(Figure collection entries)

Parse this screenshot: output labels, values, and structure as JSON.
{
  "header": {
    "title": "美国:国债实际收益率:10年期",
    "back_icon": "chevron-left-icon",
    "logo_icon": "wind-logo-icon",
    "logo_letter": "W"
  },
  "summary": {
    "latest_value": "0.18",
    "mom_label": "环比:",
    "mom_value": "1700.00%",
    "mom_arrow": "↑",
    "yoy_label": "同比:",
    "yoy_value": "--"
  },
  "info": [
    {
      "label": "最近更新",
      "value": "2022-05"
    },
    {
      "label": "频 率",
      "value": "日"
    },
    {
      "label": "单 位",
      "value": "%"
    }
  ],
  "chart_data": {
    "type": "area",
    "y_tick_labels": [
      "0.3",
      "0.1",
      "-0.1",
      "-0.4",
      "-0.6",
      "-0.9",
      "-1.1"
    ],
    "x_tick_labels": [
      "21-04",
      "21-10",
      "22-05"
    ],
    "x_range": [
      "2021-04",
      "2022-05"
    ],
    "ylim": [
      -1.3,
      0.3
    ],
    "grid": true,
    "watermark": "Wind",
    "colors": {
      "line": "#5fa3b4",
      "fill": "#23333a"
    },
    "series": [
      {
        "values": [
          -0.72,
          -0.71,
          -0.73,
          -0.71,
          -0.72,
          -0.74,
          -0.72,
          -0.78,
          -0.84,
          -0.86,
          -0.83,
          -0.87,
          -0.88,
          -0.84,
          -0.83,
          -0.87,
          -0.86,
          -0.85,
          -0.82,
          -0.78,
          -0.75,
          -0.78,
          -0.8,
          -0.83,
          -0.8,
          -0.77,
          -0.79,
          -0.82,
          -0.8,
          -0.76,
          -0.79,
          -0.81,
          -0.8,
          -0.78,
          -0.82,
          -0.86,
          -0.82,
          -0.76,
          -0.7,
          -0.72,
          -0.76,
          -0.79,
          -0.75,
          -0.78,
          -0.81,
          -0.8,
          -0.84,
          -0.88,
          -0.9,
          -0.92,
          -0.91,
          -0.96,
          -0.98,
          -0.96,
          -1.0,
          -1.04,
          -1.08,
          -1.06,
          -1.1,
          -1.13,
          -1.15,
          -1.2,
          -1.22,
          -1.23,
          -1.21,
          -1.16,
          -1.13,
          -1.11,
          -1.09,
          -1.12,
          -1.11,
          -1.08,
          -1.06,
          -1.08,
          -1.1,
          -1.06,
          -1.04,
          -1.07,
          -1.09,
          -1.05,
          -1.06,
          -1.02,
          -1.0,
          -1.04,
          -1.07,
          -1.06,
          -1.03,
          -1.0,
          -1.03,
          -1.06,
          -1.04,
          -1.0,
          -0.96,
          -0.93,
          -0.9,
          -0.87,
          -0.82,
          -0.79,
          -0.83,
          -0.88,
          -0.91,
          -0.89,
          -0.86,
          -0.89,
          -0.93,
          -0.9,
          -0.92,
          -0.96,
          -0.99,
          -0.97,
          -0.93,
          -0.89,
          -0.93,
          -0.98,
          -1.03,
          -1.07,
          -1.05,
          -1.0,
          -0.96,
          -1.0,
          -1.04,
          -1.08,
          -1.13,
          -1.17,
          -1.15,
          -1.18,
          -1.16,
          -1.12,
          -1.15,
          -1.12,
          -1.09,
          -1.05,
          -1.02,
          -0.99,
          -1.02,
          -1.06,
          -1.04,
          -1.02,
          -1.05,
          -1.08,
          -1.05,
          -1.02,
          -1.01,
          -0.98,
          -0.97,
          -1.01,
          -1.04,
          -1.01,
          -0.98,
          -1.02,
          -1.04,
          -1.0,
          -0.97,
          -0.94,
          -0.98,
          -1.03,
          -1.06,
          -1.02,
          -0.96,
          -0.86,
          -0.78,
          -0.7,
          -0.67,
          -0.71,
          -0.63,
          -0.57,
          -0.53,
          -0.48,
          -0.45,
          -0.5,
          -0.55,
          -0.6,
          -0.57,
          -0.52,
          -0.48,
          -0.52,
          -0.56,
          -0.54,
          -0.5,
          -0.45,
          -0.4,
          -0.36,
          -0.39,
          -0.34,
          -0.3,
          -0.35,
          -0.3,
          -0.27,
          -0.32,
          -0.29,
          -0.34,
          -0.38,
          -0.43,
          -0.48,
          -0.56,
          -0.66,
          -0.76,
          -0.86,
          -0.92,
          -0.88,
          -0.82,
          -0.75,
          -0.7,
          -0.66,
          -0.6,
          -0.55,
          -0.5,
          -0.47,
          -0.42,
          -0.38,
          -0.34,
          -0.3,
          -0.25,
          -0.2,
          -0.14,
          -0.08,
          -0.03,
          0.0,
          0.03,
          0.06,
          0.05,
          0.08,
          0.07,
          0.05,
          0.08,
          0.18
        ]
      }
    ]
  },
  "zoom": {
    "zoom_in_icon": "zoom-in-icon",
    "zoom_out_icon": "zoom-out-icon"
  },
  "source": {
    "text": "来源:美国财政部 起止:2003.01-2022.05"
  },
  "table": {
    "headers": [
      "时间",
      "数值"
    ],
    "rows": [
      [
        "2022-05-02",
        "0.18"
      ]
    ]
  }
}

Problem details = Tally the lines of the records holding the word "values", then give only the resulting number.

Result = 2